▶ WORKING DATA:
--------------------
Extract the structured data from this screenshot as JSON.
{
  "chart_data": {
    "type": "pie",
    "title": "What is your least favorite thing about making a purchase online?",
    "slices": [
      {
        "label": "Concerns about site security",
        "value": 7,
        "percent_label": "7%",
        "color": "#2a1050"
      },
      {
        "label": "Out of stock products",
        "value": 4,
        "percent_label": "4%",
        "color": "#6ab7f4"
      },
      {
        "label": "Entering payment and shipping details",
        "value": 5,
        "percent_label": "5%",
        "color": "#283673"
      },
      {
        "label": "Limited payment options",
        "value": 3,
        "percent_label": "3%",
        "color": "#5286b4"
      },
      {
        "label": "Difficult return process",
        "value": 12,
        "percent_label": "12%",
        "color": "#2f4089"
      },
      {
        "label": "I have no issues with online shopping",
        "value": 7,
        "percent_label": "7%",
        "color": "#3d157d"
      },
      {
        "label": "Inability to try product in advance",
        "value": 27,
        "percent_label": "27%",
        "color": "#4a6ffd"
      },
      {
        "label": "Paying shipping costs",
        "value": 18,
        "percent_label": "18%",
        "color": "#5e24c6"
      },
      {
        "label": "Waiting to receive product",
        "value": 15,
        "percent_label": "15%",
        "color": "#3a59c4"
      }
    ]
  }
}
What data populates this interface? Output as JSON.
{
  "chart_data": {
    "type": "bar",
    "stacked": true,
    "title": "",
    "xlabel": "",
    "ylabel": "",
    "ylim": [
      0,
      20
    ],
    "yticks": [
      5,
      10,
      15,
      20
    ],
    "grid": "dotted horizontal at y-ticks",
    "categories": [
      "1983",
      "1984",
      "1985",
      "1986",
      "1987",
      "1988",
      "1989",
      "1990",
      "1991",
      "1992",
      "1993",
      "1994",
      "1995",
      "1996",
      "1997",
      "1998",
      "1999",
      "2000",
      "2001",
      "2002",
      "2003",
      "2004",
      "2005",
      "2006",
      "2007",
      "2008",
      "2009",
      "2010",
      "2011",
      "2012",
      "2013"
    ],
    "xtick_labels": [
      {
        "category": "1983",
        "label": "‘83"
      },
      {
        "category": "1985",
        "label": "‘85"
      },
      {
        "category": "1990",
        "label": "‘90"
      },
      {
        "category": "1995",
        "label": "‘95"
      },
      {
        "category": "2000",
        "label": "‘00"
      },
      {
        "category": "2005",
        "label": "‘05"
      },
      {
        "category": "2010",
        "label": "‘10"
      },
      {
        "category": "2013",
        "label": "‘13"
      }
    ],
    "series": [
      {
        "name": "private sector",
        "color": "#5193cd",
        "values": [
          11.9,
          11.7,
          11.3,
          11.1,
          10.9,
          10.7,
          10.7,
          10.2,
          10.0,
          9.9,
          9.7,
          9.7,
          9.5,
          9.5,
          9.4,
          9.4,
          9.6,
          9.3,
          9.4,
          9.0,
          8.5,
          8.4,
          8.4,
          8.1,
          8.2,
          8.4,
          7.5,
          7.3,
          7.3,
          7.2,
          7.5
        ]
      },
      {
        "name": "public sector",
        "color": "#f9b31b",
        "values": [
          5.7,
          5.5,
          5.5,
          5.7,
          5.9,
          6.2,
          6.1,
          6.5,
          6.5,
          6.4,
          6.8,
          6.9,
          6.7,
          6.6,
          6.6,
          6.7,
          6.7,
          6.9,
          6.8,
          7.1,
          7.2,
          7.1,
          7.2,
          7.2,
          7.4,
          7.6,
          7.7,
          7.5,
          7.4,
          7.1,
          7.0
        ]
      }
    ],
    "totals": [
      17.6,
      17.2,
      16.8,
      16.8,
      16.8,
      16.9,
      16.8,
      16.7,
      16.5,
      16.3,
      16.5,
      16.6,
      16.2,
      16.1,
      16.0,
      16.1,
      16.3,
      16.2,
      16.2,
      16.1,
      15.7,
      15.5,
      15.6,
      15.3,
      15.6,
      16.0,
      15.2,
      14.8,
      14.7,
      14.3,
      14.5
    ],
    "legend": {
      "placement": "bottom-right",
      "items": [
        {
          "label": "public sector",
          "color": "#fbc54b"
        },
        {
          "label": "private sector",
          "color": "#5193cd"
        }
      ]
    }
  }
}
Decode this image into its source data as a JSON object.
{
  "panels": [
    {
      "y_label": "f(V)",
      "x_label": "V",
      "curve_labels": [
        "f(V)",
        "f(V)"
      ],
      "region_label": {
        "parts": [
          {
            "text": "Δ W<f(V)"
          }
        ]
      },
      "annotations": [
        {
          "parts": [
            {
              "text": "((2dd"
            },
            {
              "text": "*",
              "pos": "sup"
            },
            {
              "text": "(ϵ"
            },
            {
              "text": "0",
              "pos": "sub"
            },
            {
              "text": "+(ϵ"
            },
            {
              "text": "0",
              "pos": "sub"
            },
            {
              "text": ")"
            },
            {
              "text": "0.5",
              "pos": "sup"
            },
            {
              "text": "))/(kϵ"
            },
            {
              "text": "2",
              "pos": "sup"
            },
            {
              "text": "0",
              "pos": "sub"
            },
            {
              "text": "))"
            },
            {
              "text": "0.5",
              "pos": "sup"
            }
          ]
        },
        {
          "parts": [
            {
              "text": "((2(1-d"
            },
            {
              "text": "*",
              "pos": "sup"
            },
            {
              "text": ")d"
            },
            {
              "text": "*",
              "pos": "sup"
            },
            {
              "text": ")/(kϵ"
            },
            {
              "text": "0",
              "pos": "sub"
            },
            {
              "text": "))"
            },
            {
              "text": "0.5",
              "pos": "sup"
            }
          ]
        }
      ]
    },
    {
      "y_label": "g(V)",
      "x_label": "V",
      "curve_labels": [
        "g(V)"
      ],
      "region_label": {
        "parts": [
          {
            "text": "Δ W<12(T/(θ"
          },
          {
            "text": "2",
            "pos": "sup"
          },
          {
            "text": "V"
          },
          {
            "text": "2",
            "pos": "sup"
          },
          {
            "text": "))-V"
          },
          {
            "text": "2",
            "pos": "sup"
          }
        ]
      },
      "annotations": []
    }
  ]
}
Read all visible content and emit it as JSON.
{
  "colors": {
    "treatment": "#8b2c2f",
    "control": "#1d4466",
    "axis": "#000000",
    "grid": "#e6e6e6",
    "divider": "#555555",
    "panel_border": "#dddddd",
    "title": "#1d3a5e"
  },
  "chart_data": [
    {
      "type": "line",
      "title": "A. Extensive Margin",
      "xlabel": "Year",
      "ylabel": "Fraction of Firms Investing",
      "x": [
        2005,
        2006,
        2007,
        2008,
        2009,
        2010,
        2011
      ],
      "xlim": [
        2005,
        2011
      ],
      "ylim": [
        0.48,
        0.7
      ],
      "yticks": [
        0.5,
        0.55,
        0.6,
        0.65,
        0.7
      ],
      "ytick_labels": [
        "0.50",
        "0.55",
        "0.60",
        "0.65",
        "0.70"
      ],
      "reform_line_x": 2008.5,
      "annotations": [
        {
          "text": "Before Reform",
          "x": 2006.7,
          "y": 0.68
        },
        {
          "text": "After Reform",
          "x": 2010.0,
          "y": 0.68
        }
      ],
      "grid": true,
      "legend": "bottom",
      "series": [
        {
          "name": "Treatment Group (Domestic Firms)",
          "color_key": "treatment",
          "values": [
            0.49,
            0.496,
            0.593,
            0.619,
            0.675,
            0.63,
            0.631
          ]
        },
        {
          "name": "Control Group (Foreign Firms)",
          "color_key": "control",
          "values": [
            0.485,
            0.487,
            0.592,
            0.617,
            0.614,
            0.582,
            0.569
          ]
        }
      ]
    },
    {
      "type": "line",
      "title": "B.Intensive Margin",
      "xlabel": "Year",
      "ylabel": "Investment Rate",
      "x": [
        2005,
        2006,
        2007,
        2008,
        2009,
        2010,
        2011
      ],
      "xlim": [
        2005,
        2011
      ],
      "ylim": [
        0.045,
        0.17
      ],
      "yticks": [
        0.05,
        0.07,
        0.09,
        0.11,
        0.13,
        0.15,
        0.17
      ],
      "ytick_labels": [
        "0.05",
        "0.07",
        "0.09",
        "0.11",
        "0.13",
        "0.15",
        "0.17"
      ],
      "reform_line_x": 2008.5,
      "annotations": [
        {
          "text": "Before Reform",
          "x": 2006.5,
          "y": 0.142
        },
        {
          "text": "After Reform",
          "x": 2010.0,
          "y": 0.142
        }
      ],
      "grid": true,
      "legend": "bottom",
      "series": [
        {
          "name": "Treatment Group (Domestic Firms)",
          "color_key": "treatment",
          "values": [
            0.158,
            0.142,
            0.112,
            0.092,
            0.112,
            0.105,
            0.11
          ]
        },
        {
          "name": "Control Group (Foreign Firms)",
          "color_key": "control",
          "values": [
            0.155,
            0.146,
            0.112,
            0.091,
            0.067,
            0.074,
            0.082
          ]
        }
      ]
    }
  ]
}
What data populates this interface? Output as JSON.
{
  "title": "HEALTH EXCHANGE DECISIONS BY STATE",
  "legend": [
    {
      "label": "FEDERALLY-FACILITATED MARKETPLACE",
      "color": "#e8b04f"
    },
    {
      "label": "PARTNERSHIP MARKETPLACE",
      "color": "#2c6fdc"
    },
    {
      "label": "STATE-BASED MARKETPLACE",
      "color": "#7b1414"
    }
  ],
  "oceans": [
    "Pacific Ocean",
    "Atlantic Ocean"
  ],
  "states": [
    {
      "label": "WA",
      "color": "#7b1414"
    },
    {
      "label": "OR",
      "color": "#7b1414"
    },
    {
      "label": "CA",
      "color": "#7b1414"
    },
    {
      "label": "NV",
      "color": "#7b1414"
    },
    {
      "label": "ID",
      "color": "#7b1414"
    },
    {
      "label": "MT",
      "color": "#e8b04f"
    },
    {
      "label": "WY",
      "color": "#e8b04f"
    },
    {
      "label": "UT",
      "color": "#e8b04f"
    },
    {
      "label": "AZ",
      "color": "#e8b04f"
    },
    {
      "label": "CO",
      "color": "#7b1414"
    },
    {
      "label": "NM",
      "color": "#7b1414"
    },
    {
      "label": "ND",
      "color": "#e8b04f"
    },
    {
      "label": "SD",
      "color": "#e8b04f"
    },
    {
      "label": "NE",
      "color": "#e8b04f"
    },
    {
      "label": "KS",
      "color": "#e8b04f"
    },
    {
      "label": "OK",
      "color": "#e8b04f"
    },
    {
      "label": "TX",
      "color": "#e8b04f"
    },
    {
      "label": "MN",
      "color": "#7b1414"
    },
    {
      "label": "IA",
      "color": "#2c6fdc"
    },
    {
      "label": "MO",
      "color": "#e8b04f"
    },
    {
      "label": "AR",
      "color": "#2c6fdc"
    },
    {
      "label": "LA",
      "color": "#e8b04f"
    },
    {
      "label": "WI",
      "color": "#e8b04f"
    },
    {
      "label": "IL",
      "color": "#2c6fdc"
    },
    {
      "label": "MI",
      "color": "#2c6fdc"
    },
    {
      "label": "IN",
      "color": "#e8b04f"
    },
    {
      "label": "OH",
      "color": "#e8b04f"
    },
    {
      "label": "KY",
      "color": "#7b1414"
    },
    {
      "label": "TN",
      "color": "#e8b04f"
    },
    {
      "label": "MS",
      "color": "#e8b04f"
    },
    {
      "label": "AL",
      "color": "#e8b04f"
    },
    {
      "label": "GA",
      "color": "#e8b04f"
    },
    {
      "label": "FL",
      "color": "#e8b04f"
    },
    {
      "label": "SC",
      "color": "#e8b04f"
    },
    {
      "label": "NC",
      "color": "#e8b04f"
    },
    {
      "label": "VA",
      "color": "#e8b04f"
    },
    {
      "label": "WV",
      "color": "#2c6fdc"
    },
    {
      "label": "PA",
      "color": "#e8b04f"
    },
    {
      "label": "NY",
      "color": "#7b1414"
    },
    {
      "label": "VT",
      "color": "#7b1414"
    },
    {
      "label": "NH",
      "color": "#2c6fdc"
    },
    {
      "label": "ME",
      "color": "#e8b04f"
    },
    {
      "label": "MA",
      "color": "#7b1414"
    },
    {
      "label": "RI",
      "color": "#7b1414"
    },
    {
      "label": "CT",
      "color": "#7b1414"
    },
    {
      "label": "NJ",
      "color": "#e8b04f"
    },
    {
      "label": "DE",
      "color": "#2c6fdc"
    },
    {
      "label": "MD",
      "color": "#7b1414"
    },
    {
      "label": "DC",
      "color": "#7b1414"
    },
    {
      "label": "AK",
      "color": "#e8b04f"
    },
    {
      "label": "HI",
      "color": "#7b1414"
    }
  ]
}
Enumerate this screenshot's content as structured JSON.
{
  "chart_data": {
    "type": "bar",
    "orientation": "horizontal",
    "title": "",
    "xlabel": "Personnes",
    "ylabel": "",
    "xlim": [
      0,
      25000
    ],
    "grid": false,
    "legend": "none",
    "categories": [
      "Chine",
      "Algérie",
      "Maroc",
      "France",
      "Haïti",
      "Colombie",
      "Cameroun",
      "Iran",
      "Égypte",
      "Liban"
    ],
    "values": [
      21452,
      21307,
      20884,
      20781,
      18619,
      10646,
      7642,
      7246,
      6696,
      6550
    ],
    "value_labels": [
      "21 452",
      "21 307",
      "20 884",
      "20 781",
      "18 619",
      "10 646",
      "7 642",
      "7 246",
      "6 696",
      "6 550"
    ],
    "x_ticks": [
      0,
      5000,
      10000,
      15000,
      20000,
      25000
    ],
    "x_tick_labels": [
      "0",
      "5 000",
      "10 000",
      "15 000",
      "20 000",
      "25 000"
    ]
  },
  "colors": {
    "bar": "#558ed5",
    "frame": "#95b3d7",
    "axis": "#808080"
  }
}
--------------------
Extract exactly the lines between the line containing "Enumerate this screenshot's" and the end of the data, including both.

▶ TASK ANSWER:
Enumerate this screenshot's content as structured JSON.
{
  "chart_data": {
    "type": "bar",
    "orientation": "horizontal",
    "title": "",
    "xlabel": "Personnes",
    "ylabel": "",
    "xlim": [
      0,
      25000
    ],
    "grid": false,
    "legend": "none",
    "categories": [
      "Chine",
      "Algérie",
      "Maroc",
      "France",
      "Haïti",
      "Colombie",
      "Cameroun",
      "Iran",
      "Égypte",
      "Liban"
    ],
    "values": [
      21452,
      21307,
      20884,
      20781,
      18619,
      10646,
      7642,
      7246,
      6696,
      6550
    ],
    "value_labels": [
      "21 452",
      "21 307",
      "20 884",
      "20 781",
      "18 619",
      "10 646",
      "7 642",
      "7 246",
      "6 696",
      "6 550"
    ],
    "x_ticks": [
      0,
      5000,
      10000,
      15000,
      20000,
      25000
    ],
    "x_tick_labels": [
      "0",
      "5 000",
      "10 000",
      "15 000",
      "20 000",
      "25 000"
    ]
  },
  "colors": {
    "bar": "#558ed5",
    "frame": "#95b3d7",
    "axis": "#808080"
  }
}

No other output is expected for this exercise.